#### [Quoted passage]
════════════════

Your getWalkNames Method accesses a list stored on the server that happens to be unmutable which is why you don’t need Meteor client-server reactivity to access it from the client. Is that right?

You are saying that it is possible to call Tracker.autorun and Meteor.subscribe in a Vue component option to get client ViewModel - server Model reactivity by just inserting an import 'meteor/meteor' declaration into the Vue component instead of using the special variables $subscribe and $autorun of the vue-meteor-tracker module?

And that since Vue gives you View-ViewModel reactivity out-of-the-box, in most cases that is all what is needed to reactively percolate changes (triggered by a user acton on a client 1 Vue template View intercepted by a v-on directive):

  • from clent 1 Vue ViewModel to client 1 Vue template View through Vue reactivity,

  • then to a server Mongo record shared through Meteor pub/sub with a client 2,

  • then to the client 2 Vue ViewModel by Meteor reactivty,

  • then to that client 2 Vue template View via Vue reactivity

  • and then back in the other direction whenever the user interacting with client 2 also triggers a change.

If this is indeed what you meant, then what is it exactly that one can achieve easily with $subscribe and $autorun and/or the meteor Vue custom option of the vue-meteor-tracker module that one cannot achieve as easily with mere Meteor.subscribe and Tracker.autorun calls in Vue code into which one just imported Meteor? :thinking:


#18

Jacques, in reality I’m not that far ahead of you in all this, so bear that in mind.

What I have recently discovered, as I have attempted to show you with some code, is that to a certain extent Meteor and vuejs work together without any help. Bear that in mind as you start coding is what I’m saying.

I can’t give you great specifics because I’m honestly only starting to code in earnest myself right now.
I did work on quasar-framework / vuejs to get quasar working with meteor because I wanted a nice ui and it looks great and all the others gave me problems.

Sorry if that’s not enough but my own experience is still too limited to give you much more.

However normal meteor pub / sub works in vuejs and so you can fill an array saved on the context (this.someKindOfArray) and then rely on vue to react and show someKindOfArray in the ui.

════════════════

Structured page parsing data:

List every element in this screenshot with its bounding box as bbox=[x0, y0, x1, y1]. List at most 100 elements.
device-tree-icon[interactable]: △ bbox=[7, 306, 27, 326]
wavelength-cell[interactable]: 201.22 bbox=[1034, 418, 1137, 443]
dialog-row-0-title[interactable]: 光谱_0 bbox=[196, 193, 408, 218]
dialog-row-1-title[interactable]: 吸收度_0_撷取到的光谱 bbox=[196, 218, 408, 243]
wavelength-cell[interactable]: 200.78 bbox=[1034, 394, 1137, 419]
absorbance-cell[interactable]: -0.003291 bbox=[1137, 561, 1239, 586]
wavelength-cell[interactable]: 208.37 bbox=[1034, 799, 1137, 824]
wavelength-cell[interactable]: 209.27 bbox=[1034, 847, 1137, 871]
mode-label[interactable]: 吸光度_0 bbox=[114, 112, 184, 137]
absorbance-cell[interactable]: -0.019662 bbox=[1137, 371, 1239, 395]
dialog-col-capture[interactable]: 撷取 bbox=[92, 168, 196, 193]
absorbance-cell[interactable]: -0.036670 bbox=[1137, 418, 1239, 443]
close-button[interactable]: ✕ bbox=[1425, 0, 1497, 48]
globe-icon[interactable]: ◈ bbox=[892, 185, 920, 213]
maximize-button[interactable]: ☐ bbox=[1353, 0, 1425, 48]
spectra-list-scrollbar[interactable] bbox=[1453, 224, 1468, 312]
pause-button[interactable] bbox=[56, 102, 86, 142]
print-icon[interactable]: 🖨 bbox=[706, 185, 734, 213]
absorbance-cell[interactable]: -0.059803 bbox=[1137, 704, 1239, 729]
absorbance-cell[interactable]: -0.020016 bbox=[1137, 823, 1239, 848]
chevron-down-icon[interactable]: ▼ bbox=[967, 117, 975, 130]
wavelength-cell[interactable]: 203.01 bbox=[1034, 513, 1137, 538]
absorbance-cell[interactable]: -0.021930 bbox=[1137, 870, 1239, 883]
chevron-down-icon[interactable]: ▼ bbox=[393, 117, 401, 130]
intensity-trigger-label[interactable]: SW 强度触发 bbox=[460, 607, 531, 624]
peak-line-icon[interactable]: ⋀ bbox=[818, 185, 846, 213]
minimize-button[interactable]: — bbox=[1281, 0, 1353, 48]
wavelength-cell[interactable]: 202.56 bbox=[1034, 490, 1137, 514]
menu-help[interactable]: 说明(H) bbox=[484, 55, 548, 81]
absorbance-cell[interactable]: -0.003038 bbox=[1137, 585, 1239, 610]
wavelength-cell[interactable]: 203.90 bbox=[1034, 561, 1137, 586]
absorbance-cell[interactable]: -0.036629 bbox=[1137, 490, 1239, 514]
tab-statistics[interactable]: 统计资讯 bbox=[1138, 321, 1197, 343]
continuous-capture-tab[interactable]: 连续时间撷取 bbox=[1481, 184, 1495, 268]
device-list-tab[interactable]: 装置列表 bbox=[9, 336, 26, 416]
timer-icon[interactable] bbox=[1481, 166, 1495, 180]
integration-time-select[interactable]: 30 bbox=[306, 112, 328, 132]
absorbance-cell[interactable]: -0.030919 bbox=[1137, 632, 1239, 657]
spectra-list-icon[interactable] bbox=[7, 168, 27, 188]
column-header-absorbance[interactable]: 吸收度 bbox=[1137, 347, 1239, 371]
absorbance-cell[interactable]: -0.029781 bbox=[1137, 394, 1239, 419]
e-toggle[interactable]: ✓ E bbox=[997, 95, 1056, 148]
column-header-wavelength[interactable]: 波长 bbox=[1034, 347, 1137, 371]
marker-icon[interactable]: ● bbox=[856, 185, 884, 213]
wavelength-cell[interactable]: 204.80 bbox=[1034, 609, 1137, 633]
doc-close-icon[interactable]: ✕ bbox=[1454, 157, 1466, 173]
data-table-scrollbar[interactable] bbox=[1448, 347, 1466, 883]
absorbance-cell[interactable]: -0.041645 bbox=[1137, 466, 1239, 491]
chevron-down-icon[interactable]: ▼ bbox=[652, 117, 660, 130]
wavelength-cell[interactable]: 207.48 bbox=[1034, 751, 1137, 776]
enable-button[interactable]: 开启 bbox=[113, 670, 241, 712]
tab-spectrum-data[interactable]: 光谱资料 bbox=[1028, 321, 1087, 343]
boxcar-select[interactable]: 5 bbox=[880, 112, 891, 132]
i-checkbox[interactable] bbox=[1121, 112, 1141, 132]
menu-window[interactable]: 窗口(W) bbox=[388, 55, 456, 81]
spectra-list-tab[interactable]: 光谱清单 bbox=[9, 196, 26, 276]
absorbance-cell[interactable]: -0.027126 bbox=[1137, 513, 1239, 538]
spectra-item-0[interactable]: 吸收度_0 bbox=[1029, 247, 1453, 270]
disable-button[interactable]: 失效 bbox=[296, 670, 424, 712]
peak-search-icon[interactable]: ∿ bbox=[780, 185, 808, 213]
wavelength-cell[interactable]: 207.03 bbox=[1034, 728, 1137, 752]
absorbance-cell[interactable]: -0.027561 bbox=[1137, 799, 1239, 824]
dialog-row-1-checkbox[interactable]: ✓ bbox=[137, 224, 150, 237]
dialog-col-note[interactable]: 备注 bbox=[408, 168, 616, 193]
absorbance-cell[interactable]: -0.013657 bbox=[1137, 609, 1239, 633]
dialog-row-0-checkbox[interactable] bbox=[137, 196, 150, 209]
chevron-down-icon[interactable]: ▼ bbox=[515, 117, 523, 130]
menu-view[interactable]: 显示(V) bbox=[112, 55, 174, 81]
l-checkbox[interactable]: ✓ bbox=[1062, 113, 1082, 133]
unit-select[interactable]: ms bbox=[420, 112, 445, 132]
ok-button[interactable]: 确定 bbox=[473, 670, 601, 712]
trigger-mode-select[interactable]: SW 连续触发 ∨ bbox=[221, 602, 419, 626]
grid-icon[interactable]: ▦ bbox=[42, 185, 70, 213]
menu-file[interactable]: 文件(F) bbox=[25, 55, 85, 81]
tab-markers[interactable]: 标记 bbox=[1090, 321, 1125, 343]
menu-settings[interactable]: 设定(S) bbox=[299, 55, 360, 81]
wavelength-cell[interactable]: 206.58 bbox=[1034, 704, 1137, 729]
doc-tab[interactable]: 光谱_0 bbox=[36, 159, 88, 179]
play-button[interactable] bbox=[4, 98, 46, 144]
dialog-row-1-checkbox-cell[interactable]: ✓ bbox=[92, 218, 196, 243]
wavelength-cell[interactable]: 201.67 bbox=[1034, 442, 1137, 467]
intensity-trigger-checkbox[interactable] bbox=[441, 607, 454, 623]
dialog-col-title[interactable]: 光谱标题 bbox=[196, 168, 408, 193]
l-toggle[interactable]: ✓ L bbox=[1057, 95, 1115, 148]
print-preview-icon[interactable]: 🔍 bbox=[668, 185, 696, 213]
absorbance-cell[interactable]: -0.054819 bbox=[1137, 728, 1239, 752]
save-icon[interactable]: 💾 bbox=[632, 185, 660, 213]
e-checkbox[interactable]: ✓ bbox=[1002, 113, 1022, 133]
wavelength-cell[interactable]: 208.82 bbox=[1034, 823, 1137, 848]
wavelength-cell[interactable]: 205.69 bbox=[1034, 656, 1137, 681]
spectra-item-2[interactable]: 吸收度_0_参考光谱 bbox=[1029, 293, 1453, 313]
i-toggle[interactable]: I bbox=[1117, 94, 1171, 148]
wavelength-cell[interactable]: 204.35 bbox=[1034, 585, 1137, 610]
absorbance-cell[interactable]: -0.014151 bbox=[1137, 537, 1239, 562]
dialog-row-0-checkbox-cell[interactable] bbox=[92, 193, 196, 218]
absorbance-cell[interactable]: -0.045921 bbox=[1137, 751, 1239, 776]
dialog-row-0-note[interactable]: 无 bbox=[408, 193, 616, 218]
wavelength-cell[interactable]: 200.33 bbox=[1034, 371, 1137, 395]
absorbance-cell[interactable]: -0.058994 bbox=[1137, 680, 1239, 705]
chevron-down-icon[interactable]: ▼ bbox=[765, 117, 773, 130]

════════════════

#### [Study questions]
[1] Answer these questions using the Meteor and Vue discussion:
(a) Which two special variables of the vue-meteor-tracker module does the first post name?
(b) In the reply marked "#18", which framework did the writer work on to get it working with Meteor?
(c) According to that reply, what can normal Meteor pub/sub fill so that Vue shows it in the UI?
[2] Quote the Meteor and Vue discussion from "Jacques, in reality" to "what I’m saying.".

#### [Activity answers]
[1]
(a) $subscribe and $autorun
(b) Quasar (quasar-framework / vuejs)
(c) An array saved on the context (this.someKindOfArray)

[2]
Jacques, in reality I’m not that far ahead of you in all this, so bear that in mind.

What I have recently discovered, as I have attempted to show you with some code, is that to a certain extent Meteor and vuejs work together without any help. Bear that in mind as you start coding is what I’m saying.